● What you are asked to do:
Copy each line exactly. Leave nothing out.
Begin Dataset records
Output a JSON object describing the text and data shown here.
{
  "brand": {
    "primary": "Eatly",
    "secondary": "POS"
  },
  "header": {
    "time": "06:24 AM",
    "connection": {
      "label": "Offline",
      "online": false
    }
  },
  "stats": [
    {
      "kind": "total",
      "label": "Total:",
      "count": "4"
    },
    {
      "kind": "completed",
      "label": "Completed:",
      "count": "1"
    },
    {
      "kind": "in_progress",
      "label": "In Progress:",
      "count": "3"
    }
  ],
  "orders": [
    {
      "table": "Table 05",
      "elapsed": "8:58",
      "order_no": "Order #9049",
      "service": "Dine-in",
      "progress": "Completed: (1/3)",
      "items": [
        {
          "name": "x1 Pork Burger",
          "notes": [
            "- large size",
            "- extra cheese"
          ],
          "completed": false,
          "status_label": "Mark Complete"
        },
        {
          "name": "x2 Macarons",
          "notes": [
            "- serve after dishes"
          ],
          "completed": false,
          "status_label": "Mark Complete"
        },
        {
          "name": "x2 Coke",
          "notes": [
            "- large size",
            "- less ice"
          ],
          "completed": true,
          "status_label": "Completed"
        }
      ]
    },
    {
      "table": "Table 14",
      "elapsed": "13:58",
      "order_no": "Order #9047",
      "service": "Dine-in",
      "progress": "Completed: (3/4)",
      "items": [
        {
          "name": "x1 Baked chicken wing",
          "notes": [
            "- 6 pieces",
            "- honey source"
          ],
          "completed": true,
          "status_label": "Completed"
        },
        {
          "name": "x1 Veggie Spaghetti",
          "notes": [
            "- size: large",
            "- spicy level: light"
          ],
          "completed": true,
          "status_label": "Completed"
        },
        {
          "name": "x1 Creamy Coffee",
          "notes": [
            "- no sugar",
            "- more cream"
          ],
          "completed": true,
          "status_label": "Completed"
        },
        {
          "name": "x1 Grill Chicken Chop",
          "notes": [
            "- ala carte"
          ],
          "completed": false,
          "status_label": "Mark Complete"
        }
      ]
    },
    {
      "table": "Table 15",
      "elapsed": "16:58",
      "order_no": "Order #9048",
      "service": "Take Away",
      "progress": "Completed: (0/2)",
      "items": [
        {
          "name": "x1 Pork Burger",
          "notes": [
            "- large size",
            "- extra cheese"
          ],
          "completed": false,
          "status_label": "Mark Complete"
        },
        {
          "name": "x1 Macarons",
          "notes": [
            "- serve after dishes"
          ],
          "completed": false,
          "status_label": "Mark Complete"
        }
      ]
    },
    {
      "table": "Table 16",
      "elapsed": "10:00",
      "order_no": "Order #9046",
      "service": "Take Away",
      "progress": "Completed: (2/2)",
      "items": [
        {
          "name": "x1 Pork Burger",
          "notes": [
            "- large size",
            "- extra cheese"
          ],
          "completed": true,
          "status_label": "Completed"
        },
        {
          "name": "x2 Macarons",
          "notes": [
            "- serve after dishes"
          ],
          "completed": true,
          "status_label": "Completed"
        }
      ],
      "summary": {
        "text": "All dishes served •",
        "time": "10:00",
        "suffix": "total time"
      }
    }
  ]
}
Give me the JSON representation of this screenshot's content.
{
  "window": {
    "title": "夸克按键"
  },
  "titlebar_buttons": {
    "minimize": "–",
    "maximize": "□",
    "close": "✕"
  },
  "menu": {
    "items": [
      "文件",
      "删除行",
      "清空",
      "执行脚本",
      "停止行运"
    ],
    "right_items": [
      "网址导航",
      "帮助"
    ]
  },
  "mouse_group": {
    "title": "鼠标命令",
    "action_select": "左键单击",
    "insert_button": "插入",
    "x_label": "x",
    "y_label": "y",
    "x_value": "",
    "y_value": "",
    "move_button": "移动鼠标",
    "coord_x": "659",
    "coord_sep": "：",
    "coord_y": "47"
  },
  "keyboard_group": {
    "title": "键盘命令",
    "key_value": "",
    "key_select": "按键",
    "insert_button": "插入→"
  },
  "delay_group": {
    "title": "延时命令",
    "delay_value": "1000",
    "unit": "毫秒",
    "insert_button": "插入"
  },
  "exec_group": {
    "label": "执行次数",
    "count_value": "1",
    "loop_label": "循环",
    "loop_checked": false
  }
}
End Dataset records
● Task response:
Output a JSON object describing the text and data shown here.
{
  "brand": {
    "primary": "Eatly",
    "secondary": "POS"
  },
  "header": {
    "time": "06:24 AM",
    "connection": {
      "label": "Offline",
      "online": false
    }
  },
  "stats": [
    {
      "kind": "total",
      "label": "Total:",
      "count": "4"
    },
    {
      "kind": "completed",
      "label": "Completed:",
      "count": "1"
    },
    {
      "kind": "in_progress",
      "label": "In Progress:",
      "count": "3"
    }
  ],
  "orders": [
    {
      "table": "Table 05",
      "elapsed": "8:58",
      "order_no": "Order #9049",
      "service": "Dine-in",
      "progress": "Completed: (1/3)",
      "items": [
        {
          "name": "x1 Pork Burger",
          "notes": [
            "- large size",
            "- extra cheese"
          ],
          "completed": false,
          "status_label": "Mark Complete"
        },
        {
          "name": "x2 Macarons",
          "notes": [
            "- serve after dishes"
          ],
          "completed": false,
          "status_label": "Mark Complete"
        },
        {
          "name": "x2 Coke",
          "notes": [
            "- large size",
            "- less ice"
          ],
          "completed": true,
          "status_label": "Completed"
        }
      ]
    },
    {
      "table": "Table 14",
      "elapsed": "13:58",
      "order_no": "Order #9047",
      "service": "Dine-in",
      "progress": "Completed: (3/4)",
      "items": [
        {
          "name": "x1 Baked chicken wing",
          "notes": [
            "- 6 pieces",
            "- honey source"
          ],
          "completed": true,
          "status_label": "Completed"
        },
        {
          "name": "x1 Veggie Spaghetti",
          "notes": [
            "- size: large",
            "- spicy level: light"
          ],
          "completed": true,
          "status_label": "Completed"
        },
        {
          "name": "x1 Creamy Coffee",
          "notes": [
            "- no sugar",
            "- more cream"
          ],
          "completed": true,
          "status_label": "Completed"
        },
        {
          "name": "x1 Grill Chicken Chop",
          "notes": [
            "- ala carte"
          ],
          "completed": false,
          "status_label": "Mark Complete"
        }
      ]
    },
    {
      "table": "Table 15",
      "elapsed": "16:58",
      "order_no": "Order #9048",
      "service": "Take Away",
      "progress": "Completed: (0/2)",
      "items": [
        {
          "name": "x1 Pork Burger",
          "notes": [
            "- large size",
            "- extra cheese"
          ],
          "completed": false,
          "status_label": "Mark Complete"
        },
        {
          "name": "x1 Macarons",
          "notes": [
            "- serve after dishes"
          ],
          "completed": false,
          "status_label": "Mark Complete"
        }
      ]
    },
    {
      "table": "Table 16",
      "elapsed": "10:00",
      "order_no": "Order #9046",
      "service": "Take Away",
      "progress": "Completed: (2/2)",
      "items": [
        {
          "name": "x1 Pork Burger",
          "notes": [
            "- large size",
            "- extra cheese"
          ],
          "completed": true,
          "status_label": "Completed"
        },
        {
          "name": "x2 Macarons",
          "notes": [
            "- serve after dishes"
          ],
          "completed": true,
          "status_label": "Completed"
        }
      ],
      "summary": {
        "text": "All dishes served •",
        "time": "10:00",
        "suffix": "total time"
      }
    }
  ]
}
Give me the JSON representation of this screenshot's content.
{
  "window": {
    "title": "夸克按键"
  },
  "titlebar_buttons": {
    "minimize": "–",
    "maximize": "□",
    "close": "✕"
  },
  "menu": {
    "items": [
      "文件",
      "删除行",
      "清空",
      "执行脚本",
      "停止行运"
    ],
    "right_items": [
      "网址导航",
      "帮助"
    ]
  },
  "mouse_group": {
    "title": "鼠标命令",
    "action_select": "左键单击",
    "insert_button": "插入",
    "x_label": "x",
    "y_label": "y",
    "x_value": "",
    "y_value": "",
    "move_button": "移动鼠标",
    "coord_x": "659",
    "coord_sep": "：",
    "coord_y": "47"
  },
  "keyboard_group": {
    "title": "键盘命令",
    "key_value": "",
    "key_select": "按键",
    "insert_button": "插入→"
  },
  "delay_group": {
    "title": "延时命令",
    "delay_value": "1000",
    "unit": "毫秒",
    "insert_button": "插入"
  },
  "exec_group": {
    "label": "执行次数",
    "count_value": "1",
    "loop_label": "循环",
    "loop_checked": false
  }
}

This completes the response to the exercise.